#### Stated goal:
Can you print the entries below unchanged, starting at the very first line and stopping after the line that contains "chart-bar: [417, 938, 421, 992]"?

--- Provided entries ---

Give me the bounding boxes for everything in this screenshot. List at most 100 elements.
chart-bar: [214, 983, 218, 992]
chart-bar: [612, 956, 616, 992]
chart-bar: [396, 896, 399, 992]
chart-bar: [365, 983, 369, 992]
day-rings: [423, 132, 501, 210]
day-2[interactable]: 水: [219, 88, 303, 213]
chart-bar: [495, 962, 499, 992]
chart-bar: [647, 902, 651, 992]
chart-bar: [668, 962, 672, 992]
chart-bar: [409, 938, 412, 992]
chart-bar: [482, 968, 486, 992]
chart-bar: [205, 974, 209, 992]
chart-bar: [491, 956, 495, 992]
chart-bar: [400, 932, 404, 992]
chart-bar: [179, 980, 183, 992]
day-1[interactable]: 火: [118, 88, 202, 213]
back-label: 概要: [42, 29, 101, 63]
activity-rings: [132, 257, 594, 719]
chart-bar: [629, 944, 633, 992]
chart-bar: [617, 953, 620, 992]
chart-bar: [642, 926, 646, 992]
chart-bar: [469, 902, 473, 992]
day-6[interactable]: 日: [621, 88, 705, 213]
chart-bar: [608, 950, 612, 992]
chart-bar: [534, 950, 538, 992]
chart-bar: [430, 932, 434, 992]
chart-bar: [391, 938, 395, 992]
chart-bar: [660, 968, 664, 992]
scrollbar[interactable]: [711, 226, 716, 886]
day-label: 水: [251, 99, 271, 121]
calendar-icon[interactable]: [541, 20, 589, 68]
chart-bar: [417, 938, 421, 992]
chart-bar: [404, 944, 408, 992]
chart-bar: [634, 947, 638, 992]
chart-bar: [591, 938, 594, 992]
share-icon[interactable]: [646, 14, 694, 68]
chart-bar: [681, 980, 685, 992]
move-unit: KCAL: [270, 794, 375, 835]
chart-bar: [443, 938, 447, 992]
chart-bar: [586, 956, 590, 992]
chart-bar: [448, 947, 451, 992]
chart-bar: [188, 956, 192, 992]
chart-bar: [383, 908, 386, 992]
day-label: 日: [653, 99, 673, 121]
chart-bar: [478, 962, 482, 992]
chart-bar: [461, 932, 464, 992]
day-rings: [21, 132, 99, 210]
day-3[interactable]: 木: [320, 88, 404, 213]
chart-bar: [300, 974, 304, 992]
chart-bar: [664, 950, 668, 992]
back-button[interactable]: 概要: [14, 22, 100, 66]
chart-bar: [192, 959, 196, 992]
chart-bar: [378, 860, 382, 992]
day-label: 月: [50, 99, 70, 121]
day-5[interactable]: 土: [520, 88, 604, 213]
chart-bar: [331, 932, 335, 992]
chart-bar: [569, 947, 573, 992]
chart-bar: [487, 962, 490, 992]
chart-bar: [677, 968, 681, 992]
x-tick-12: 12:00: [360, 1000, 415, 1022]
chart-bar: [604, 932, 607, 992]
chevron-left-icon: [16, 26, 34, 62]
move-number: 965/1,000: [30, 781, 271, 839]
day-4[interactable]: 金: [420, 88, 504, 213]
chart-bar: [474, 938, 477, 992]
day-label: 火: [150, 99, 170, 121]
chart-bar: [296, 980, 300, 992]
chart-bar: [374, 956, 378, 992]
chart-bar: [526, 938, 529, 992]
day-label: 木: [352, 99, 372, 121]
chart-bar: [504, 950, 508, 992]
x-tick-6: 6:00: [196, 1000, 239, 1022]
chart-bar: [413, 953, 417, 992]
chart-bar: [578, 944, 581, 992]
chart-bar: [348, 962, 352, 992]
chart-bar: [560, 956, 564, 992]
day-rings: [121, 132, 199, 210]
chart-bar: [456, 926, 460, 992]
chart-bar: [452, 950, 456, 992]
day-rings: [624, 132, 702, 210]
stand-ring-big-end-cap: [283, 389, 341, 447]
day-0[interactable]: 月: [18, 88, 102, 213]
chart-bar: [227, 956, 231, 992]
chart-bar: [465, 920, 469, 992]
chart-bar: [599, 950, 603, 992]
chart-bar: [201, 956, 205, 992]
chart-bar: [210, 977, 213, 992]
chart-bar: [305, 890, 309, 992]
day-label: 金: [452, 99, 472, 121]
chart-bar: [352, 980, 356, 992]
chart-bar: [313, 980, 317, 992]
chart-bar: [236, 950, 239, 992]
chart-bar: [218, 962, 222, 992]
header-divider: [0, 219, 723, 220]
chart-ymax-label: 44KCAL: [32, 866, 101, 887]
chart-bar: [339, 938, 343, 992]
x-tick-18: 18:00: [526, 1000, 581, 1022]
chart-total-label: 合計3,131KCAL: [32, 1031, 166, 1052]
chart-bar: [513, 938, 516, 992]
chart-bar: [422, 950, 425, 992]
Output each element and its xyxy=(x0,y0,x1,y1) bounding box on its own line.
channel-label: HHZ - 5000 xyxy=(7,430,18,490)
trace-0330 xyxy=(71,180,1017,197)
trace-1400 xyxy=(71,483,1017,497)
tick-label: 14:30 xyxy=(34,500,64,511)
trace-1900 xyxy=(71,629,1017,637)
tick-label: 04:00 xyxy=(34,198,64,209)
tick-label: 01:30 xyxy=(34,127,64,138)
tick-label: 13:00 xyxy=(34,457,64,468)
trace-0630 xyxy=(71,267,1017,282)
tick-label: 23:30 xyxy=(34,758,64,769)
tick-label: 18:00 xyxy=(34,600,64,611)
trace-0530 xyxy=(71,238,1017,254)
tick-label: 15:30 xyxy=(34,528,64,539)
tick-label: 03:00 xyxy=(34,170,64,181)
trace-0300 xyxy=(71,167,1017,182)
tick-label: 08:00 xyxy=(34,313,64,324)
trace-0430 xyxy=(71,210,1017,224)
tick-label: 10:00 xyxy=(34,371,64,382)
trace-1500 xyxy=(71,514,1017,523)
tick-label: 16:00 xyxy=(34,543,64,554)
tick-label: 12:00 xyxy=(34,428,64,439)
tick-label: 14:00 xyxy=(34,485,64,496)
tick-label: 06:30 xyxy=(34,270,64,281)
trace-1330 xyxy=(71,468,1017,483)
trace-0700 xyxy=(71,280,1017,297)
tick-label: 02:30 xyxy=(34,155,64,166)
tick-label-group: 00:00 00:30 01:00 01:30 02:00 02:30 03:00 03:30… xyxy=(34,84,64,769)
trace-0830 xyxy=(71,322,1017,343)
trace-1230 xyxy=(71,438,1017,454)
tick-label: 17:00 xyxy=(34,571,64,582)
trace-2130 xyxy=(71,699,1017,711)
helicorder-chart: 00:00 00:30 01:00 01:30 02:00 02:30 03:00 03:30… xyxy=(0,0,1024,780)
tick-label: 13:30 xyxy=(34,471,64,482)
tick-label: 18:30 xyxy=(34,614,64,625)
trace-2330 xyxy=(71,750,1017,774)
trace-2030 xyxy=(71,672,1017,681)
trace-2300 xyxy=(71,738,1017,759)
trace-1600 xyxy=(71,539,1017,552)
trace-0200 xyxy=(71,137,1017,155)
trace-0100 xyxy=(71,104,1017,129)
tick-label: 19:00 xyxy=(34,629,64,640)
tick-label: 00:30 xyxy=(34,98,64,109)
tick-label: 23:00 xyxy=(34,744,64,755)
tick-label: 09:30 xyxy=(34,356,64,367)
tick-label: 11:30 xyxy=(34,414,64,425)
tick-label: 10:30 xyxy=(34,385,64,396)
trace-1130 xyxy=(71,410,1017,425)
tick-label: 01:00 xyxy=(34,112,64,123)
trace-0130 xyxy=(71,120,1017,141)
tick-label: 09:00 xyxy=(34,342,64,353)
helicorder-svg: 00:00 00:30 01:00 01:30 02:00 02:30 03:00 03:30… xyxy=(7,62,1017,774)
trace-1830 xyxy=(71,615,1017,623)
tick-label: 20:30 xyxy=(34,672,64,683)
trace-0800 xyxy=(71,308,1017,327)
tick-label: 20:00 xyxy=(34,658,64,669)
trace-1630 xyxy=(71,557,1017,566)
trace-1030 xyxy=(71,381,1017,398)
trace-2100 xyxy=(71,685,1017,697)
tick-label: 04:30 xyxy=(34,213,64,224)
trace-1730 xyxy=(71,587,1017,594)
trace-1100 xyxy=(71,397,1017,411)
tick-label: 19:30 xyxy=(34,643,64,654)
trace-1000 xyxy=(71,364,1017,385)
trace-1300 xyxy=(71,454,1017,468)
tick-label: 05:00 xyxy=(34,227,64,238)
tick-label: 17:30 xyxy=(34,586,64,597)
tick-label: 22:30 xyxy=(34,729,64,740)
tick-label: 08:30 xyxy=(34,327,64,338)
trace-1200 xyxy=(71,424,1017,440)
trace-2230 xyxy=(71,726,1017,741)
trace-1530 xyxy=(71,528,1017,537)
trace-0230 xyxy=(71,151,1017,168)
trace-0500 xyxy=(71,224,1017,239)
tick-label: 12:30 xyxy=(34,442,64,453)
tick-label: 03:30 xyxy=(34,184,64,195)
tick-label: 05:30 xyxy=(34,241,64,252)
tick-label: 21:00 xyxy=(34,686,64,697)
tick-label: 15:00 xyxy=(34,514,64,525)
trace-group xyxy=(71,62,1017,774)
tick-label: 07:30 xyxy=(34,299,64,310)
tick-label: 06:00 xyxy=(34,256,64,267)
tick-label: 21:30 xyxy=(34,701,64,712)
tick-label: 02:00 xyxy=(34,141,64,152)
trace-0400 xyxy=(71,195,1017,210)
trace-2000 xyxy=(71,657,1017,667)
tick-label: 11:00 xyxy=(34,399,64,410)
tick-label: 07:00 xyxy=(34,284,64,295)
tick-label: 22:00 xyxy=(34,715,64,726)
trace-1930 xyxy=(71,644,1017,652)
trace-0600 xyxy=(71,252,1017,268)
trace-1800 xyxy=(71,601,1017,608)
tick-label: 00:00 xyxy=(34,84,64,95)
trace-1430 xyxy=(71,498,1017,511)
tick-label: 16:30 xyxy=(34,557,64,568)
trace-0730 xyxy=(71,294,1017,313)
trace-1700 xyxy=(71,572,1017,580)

---

#### Solution for this exercise:
Give me the bounding boxes for everything in this screenshot. List at most 100 elements.
chart-bar: [214, 983, 218, 992]
chart-bar: [612, 956, 616, 992]
chart-bar: [396, 896, 399, 992]
chart-bar: [365, 983, 369, 992]
day-rings: [423, 132, 501, 210]
day-2[interactable]: 水: [219, 88, 303, 213]
chart-bar: [495, 962, 499, 992]
chart-bar: [647, 902, 651, 992]
chart-bar: [668, 962, 672, 992]
chart-bar: [409, 938, 412, 992]
chart-bar: [482, 968, 486, 992]
chart-bar: [205, 974, 209, 992]
chart-bar: [491, 956, 495, 992]
chart-bar: [400, 932, 404, 992]
chart-bar: [179, 980, 183, 992]
day-1[interactable]: 火: [118, 88, 202, 213]
back-label: 概要: [42, 29, 101, 63]
activity-rings: [132, 257, 594, 719]
chart-bar: [629, 944, 633, 992]
chart-bar: [617, 953, 620, 992]
chart-bar: [642, 926, 646, 992]
chart-bar: [469, 902, 473, 992]
day-6[interactable]: 日: [621, 88, 705, 213]
chart-bar: [608, 950, 612, 992]
chart-bar: [534, 950, 538, 992]
chart-bar: [430, 932, 434, 992]
chart-bar: [391, 938, 395, 992]
chart-bar: [660, 968, 664, 992]
scrollbar[interactable]: [711, 226, 716, 886]
day-label: 水: [251, 99, 271, 121]
calendar-icon[interactable]: [541, 20, 589, 68]
chart-bar: [417, 938, 421, 992]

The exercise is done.